Data provided:

○ ○ ○

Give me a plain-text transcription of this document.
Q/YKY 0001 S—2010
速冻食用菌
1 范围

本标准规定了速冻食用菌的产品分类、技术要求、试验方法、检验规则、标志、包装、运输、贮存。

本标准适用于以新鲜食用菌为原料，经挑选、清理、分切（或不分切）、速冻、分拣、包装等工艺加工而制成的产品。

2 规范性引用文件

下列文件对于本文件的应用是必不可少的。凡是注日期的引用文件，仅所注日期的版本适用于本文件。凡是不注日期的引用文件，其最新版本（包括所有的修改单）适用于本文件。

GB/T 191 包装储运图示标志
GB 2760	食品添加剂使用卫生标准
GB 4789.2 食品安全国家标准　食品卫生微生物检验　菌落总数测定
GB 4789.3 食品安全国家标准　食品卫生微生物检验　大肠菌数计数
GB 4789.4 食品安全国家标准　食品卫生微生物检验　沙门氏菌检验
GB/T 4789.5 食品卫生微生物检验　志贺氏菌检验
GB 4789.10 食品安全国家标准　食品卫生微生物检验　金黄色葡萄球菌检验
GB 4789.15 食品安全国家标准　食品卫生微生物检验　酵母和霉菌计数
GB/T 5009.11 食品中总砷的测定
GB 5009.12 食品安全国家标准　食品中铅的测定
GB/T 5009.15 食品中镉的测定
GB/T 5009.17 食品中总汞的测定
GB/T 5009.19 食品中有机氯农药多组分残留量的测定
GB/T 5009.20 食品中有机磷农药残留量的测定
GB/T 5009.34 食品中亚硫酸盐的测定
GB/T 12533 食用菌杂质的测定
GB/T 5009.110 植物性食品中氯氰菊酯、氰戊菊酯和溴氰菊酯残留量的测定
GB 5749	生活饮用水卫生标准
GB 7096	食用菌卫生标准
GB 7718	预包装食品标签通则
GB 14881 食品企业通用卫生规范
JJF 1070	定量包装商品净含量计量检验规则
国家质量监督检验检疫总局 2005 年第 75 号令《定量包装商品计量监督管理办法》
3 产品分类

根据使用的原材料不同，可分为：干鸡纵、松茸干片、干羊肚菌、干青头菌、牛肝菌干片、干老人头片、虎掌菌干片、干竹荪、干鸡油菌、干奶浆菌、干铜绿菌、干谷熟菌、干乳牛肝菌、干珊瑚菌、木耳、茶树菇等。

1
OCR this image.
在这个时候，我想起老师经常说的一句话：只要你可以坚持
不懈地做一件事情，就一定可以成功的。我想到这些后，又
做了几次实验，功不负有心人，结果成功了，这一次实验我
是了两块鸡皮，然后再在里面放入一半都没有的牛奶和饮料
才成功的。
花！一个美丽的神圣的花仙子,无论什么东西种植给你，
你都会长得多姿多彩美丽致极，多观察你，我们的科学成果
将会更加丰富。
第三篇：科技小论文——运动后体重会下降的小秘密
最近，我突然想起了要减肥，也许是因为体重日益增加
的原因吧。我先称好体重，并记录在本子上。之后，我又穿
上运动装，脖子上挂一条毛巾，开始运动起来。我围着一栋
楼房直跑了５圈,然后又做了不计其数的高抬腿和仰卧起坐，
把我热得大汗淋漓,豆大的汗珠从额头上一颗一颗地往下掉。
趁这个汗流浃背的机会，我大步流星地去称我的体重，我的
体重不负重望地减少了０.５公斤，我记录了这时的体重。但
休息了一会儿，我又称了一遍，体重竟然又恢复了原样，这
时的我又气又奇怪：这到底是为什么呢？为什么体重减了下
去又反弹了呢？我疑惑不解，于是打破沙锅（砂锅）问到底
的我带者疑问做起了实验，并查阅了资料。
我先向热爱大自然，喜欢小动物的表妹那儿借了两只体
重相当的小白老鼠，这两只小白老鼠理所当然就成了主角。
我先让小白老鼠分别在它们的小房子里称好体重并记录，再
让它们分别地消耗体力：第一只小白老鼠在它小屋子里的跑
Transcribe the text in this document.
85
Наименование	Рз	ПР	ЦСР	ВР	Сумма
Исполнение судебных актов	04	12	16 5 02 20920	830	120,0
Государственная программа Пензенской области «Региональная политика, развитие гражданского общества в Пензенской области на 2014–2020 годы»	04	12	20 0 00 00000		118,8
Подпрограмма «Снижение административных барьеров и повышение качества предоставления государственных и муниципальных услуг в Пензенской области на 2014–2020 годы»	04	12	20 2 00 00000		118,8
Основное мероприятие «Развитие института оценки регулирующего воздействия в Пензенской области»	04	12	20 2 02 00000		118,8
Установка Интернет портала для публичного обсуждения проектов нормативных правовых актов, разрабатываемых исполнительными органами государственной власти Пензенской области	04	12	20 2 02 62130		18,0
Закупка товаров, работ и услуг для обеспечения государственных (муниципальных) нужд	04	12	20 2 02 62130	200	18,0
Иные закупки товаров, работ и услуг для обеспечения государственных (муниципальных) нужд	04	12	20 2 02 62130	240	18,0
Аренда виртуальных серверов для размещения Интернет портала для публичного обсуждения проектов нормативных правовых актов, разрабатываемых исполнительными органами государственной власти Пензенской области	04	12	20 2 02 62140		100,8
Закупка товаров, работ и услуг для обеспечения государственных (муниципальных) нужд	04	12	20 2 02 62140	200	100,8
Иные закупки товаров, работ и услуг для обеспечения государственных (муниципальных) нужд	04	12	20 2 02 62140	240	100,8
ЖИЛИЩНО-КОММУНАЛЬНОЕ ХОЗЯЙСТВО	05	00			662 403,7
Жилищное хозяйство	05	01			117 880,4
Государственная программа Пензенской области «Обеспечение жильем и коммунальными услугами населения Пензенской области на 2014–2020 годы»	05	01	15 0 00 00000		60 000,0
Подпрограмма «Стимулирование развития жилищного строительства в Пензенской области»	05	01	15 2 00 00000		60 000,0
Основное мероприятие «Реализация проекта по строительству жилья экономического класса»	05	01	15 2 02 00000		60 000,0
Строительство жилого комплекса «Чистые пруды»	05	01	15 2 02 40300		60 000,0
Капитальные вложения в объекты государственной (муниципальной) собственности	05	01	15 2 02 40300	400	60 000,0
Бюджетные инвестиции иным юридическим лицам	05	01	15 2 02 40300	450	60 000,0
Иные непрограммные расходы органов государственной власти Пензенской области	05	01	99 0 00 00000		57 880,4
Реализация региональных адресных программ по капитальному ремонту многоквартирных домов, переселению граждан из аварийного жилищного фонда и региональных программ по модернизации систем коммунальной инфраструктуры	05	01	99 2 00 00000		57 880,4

○ ○ ○

Among the lines of the material above, how many include the string "мероприятие"? Report only that number.

2